Objective – Reproduce the entries exactly.

Supplied material –
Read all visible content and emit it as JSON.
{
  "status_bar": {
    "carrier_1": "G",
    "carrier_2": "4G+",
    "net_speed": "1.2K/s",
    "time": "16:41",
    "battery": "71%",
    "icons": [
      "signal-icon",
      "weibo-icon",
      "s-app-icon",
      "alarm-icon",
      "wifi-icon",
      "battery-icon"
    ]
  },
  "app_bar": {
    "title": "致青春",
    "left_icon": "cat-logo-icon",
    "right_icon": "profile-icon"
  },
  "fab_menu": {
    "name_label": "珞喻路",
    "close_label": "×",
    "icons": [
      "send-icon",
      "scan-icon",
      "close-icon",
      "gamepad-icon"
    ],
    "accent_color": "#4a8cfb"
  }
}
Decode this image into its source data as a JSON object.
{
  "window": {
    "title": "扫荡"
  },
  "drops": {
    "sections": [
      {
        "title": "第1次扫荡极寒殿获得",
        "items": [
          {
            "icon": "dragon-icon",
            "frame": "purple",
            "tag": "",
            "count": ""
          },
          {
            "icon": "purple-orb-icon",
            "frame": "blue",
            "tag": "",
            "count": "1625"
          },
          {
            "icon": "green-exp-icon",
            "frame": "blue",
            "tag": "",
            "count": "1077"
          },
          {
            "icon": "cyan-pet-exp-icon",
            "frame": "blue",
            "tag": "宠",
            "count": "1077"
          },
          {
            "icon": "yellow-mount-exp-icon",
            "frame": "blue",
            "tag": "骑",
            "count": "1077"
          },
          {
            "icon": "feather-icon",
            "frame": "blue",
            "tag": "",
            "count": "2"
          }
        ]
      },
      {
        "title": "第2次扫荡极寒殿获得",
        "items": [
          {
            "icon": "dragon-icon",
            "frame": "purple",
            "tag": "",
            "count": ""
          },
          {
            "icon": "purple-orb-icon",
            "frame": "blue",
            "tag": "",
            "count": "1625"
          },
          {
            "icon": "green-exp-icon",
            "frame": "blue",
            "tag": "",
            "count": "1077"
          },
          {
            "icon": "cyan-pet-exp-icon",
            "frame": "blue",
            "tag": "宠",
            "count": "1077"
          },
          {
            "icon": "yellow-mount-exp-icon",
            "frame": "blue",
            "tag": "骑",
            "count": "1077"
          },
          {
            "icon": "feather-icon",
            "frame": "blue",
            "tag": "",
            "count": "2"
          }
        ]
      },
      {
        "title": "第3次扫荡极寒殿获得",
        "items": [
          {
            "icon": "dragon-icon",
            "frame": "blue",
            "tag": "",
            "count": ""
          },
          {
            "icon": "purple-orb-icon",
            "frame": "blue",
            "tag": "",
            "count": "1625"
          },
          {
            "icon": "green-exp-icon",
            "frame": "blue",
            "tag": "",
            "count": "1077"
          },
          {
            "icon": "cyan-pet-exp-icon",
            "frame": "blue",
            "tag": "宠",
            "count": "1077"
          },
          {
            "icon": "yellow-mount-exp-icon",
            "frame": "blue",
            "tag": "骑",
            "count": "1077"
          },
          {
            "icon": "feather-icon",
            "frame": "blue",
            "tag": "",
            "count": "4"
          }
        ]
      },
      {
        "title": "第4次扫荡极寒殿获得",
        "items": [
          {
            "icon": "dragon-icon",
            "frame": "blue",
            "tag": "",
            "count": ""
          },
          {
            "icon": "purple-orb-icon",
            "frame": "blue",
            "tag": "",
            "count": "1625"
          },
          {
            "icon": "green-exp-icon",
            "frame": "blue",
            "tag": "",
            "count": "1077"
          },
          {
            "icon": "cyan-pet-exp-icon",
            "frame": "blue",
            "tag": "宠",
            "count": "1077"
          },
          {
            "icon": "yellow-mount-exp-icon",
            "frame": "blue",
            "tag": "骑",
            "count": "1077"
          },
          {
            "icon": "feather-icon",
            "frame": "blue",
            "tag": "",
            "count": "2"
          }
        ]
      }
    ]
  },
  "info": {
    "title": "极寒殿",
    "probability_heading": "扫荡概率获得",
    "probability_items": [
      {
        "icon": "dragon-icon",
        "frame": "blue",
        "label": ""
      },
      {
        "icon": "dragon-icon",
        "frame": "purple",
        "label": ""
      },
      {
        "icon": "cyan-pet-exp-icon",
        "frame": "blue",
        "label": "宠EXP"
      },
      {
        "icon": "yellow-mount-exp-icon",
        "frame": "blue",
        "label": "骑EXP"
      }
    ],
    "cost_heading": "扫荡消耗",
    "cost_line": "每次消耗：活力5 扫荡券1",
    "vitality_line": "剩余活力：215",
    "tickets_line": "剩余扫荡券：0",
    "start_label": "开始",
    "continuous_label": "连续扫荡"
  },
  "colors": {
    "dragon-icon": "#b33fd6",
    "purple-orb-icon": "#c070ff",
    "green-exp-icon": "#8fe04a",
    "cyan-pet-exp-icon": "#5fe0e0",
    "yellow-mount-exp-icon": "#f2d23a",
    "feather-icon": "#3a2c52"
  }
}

Exercise response –
Read all visible content and emit it as JSON.
{
  "status_bar": {
    "carrier_1": "G",
    "carrier_2": "4G+",
    "net_speed": "1.2K/s",
    "time": "16:41",
    "battery": "71%",
    "icons": [
      "signal-icon",
      "weibo-icon",
      "s-app-icon",
      "alarm-icon",
      "wifi-icon",
      "battery-icon"
    ]
  },
  "app_bar": {
    "title": "致青春",
    "left_icon": "cat-logo-icon",
    "right_icon": "profile-icon"
  },
  "fab_menu": {
    "name_label": "珞喻路",
    "close_label": "×",
    "icons": [
      "send-icon",
      "scan-icon",
      "close-icon",
      "gamepad-icon"
    ],
    "accent_color": "#4a8cfb"
  }
}
Decode this image into its source data as a JSON object.
{
  "window": {
    "title": "扫荡"
  },
  "drops": {
    "sections": [
      {
        "title": "第1次扫荡极寒殿获得",
        "items": [
          {
            "icon": "dragon-icon",
            "frame": "purple",
            "tag": "",
            "count": ""
          },
          {
            "icon": "purple-orb-icon",
            "frame": "blue",
            "tag": "",
            "count": "1625"
          },
          {
            "icon": "green-exp-icon",
            "frame": "blue",
            "tag": "",
            "count": "1077"
          },
          {
            "icon": "cyan-pet-exp-icon",
            "frame": "blue",
            "tag": "宠",
            "count": "1077"
          },
          {
            "icon": "yellow-mount-exp-icon",
            "frame": "blue",
            "tag": "骑",
            "count": "1077"
          },
          {
            "icon": "feather-icon",
            "frame": "blue",
            "tag": "",
            "count": "2"
          }
        ]
      },
      {
        "title": "第2次扫荡极寒殿获得",
        "items": [
          {
            "icon": "dragon-icon",
            "frame": "purple",
            "tag": "",
            "count": ""
          },
          {
            "icon": "purple-orb-icon",
            "frame": "blue",
            "tag": "",
            "count": "1625"
          },
          {
            "icon": "green-exp-icon",
            "frame": "blue",
            "tag": "",
            "count": "1077"
          },
          {
            "icon": "cyan-pet-exp-icon",
            "frame": "blue",
            "tag": "宠",
            "count": "1077"
          },
          {
            "icon": "yellow-mount-exp-icon",
            "frame": "blue",
            "tag": "骑",
            "count": "1077"
          },
          {
            "icon": "feather-icon",
            "frame": "blue",
            "tag": "",
            "count": "2"
          }
        ]
      },
      {
        "title": "第3次扫荡极寒殿获得",
        "items": [
          {
            "icon": "dragon-icon",
            "frame": "blue",
            "tag": "",
            "count": ""
          },
          {
            "icon": "purple-orb-icon",
            "frame": "blue",
            "tag": "",
            "count": "1625"
          },
          {
            "icon": "green-exp-icon",
            "frame": "blue",
            "tag": "",
            "count": "1077"
          },
          {
            "icon": "cyan-pet-exp-icon",
            "frame": "blue",
            "tag": "宠",
            "count": "1077"
          },
          {
            "icon": "yellow-mount-exp-icon",
            "frame": "blue",
            "tag": "骑",
            "count": "1077"
          },
          {
            "icon": "feather-icon",
            "frame": "blue",
            "tag": "",
            "count": "4"
          }
        ]
      },
      {
        "title": "第4次扫荡极寒殿获得",
        "items": [
          {
            "icon": "dragon-icon",
            "frame": "blue",
            "tag": "",
            "count": ""
          },
          {
            "icon": "purple-orb-icon",
            "frame": "blue",
            "tag": "",
            "count": "1625"
          },
          {
            "icon": "green-exp-icon",
            "frame": "blue",
            "tag": "",
            "count": "1077"
          },
          {
            "icon": "cyan-pet-exp-icon",
            "frame": "blue",
            "tag": "宠",
            "count": "1077"
          },
          {
            "icon": "yellow-mount-exp-icon",
            "frame": "blue",
            "tag": "骑",
            "count": "1077"
          },
          {
            "icon": "feather-icon",
            "frame": "blue",
            "tag": "",
            "count": "2"
          }
        ]
      }
    ]
  },
  "info": {
    "title": "极寒殿",
    "probability_heading": "扫荡概率获得",
    "probability_items": [
      {
        "icon": "dragon-icon",
        "frame": "blue",
        "label": ""
      },
      {
        "icon": "dragon-icon",
        "frame": "purple",
        "label": ""
      },
      {
        "icon": "cyan-pet-exp-icon",
        "frame": "blue",
        "label": "宠EXP"
      },
      {
        "icon": "yellow-mount-exp-icon",
        "frame": "blue",
        "label": "骑EXP"
      }
    ],
    "cost_heading": "扫荡消耗",
    "cost_line": "每次消耗：活力5 扫荡券1",
    "vitality_line": "剩余活力：215",
    "tickets_line": "剩余扫荡券：0",
    "start_label": "开始",
    "continuous_label": "连续扫荡"
  },
  "colors": {
    "dragon-icon": "#b33fd6",
    "purple-orb-icon": "#c070ff",
    "green-exp-icon": "#8fe04a",
    "cyan-pet-exp-icon": "#5fe0e0",
    "yellow-mount-exp-icon": "#f2d23a",
    "feather-icon": "#3a2c52"
  }
}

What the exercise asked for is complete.